TASK TO CARRY OUT: Quote the listing below in full and exactly as written, but omit every picture.

DATA FOR THE TASK:
[Begin]

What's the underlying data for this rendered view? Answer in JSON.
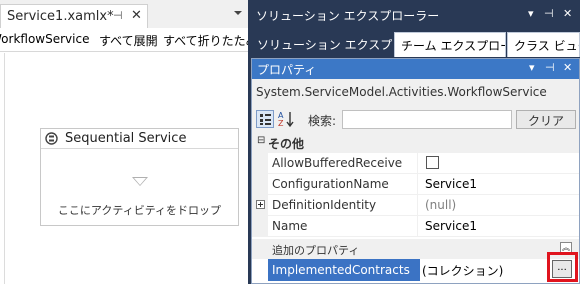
{
  "doc_tab": {
    "title": "Service1.xamlx*",
    "pin": "⊣",
    "close": "✕"
  },
  "breadcrumb": {
    "root": "WorkflowService",
    "expand_all": "すべて展開",
    "collapse_all": "すべて折りたたみ"
  },
  "designer": {
    "activity_title": "Sequential Service",
    "drop_hint": "ここにアクティビティをドロップ"
  },
  "solution_explorer": {
    "title": "ソリューション エクスプローラー",
    "controls": {
      "dropdown": "▾",
      "pin": "⊣",
      "close": "✕"
    },
    "tabs": [
      {
        "label": "ソリューション エクスプロー..."
      },
      {
        "label": "チーム エクスプローラー"
      },
      {
        "label": "クラス ビュー"
      }
    ]
  },
  "properties": {
    "title": "プロパティ",
    "controls": {
      "dropdown": "▾",
      "pin": "⊣",
      "close": "✕"
    },
    "object_name": "System.ServiceModel.Activities.WorkflowService",
    "toolbar": {
      "search_label": "検索:",
      "search_placeholder": "",
      "clear_label": "クリア"
    },
    "category": {
      "toggle": "⊟",
      "label": "その他"
    },
    "rows": [
      {
        "name": "AllowBufferedReceive",
        "value": ""
      },
      {
        "name": "ConfigurationName",
        "value": "Service1"
      },
      {
        "name": "DefinitionIdentity",
        "value": "(null)"
      },
      {
        "name": "Name",
        "value": "Service1"
      }
    ],
    "additional_label": "追加のプロパティ",
    "selected": {
      "name": "ImplementedContracts",
      "value": "(コレクション)",
      "button": "..."
    }
  },
  "colors": {
    "ide_dark": "#293955",
    "selection": "#3b73c4",
    "highlight": "#e0141e"
  }
}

[End]

FINISHED TASK:
What's the underlying data for this rendered view? Answer in JSON.
{
  "doc_tab": {
    "title": "Service1.xamlx*",
    "pin": "⊣",
    "close": "✕"
  },
  "breadcrumb": {
    "root": "WorkflowService",
    "expand_all": "すべて展開",
    "collapse_all": "すべて折りたたみ"
  },
  "designer": {
    "activity_title": "Sequential Service",
    "drop_hint": "ここにアクティビティをドロップ"
  },
  "solution_explorer": {
    "title": "ソリューション エクスプローラー",
    "controls": {
      "dropdown": "▾",
      "pin": "⊣",
      "close": "✕"
    },
    "tabs": [
      {
        "label": "ソリューション エクスプロー..."
      },
      {
        "label": "チーム エクスプローラー"
      },
      {
        "label": "クラス ビュー"
      }
    ]
  },
  "properties": {
    "title": "プロパティ",
    "controls": {
      "dropdown": "▾",
      "pin": "⊣",
      "close": "✕"
    },
    "object_name": "System.ServiceModel.Activities.WorkflowService",
    "toolbar": {
      "search_label": "検索:",
      "search_placeholder": "",
      "clear_label": "クリア"
    },
    "category": {
      "toggle": "⊟",
      "label": "その他"
    },
    "rows": [
      {
        "name": "AllowBufferedReceive",
        "value": ""
      },
      {
        "name": "ConfigurationName",
        "value": "Service1"
      },
      {
        "name": "DefinitionIdentity",
        "value": "(null)"
      },
      {
        "name": "Name",
        "value": "Service1"
      }
    ],
    "additional_label": "追加のプロパティ",
    "selected": {
      "name": "ImplementedContracts",
      "value": "(コレクション)",
      "button": "..."
    }
  },
  "colors": {
    "ide_dark": "#293955",
    "selection": "#3b73c4",
    "highlight": "#e0141e"
  }
}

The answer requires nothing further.